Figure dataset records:
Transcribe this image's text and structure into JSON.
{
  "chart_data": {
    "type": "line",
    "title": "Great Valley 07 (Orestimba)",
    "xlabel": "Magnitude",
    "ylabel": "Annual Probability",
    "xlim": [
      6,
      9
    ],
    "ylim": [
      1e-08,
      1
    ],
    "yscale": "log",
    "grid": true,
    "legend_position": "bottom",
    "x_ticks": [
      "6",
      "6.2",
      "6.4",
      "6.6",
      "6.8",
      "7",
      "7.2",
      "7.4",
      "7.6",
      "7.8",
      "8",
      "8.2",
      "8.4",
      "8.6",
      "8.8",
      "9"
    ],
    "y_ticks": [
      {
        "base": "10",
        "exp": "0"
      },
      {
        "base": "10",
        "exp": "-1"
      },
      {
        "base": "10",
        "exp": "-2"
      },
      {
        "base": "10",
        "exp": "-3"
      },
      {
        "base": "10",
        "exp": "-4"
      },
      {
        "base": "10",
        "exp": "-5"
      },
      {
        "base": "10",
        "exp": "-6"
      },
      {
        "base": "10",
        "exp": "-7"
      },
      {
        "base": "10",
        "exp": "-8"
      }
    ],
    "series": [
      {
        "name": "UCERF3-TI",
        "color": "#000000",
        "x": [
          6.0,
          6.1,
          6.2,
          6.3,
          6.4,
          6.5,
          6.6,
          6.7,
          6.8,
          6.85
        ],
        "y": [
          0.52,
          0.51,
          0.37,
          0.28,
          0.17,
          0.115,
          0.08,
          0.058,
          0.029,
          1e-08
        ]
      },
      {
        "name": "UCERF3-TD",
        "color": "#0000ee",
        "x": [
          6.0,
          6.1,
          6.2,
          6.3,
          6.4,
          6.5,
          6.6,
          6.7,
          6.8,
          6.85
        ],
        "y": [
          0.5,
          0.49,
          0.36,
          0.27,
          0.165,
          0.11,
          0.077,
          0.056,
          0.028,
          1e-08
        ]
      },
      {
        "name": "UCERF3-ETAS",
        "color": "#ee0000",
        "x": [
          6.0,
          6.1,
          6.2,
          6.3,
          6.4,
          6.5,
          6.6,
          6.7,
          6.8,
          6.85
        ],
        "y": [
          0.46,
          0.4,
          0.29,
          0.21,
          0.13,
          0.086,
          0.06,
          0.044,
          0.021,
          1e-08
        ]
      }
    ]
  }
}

Your task:
Your task is to transcribe the listing above in full, exactly as given.

Exercise output:
Transcribe this image's text and structure into JSON.
{
  "chart_data": {
    "type": "line",
    "title": "Great Valley 07 (Orestimba)",
    "xlabel": "Magnitude",
    "ylabel": "Annual Probability",
    "xlim": [
      6,
      9
    ],
    "ylim": [
      1e-08,
      1
    ],
    "yscale": "log",
    "grid": true,
    "legend_position": "bottom",
    "x_ticks": [
      "6",
      "6.2",
      "6.4",
      "6.6",
      "6.8",
      "7",
      "7.2",
      "7.4",
      "7.6",
      "7.8",
      "8",
      "8.2",
      "8.4",
      "8.6",
      "8.8",
      "9"
    ],
    "y_ticks": [
      {
        "base": "10",
        "exp": "0"
      },
      {
        "base": "10",
        "exp": "-1"
      },
      {
        "base": "10",
        "exp": "-2"
      },
      {
        "base": "10",
        "exp": "-3"
      },
      {
        "base": "10",
        "exp": "-4"
      },
      {
        "base": "10",
        "exp": "-5"
      },
      {
        "base": "10",
        "exp": "-6"
      },
      {
        "base": "10",
        "exp": "-7"
      },
      {
        "base": "10",
        "exp": "-8"
      }
    ],
    "series": [
      {
        "name": "UCERF3-TI",
        "color": "#000000",
        "x": [
          6.0,
          6.1,
          6.2,
          6.3,
          6.4,
          6.5,
          6.6,
          6.7,
          6.8,
          6.85
        ],
        "y": [
          0.52,
          0.51,
          0.37,
          0.28,
          0.17,
          0.115,
          0.08,
          0.058,
          0.029,
          1e-08
        ]
      },
      {
        "name": "UCERF3-TD",
        "color": "#0000ee",
        "x": [
          6.0,
          6.1,
          6.2,
          6.3,
          6.4,
          6.5,
          6.6,
          6.7,
          6.8,
          6.85
        ],
        "y": [
          0.5,
          0.49,
          0.36,
          0.27,
          0.165,
          0.11,
          0.077,
          0.056,
          0.028,
          1e-08
        ]
      },
      {
        "name": "UCERF3-ETAS",
        "color": "#ee0000",
        "x": [
          6.0,
          6.1,
          6.2,
          6.3,
          6.4,
          6.5,
          6.6,
          6.7,
          6.8,
          6.85
        ],
        "y": [
          0.46,
          0.4,
          0.29,
          0.21,
          0.13,
          0.086,
          0.06,
          0.044,
          0.021,
          1e-08
        ]
      }
    ]
  }
}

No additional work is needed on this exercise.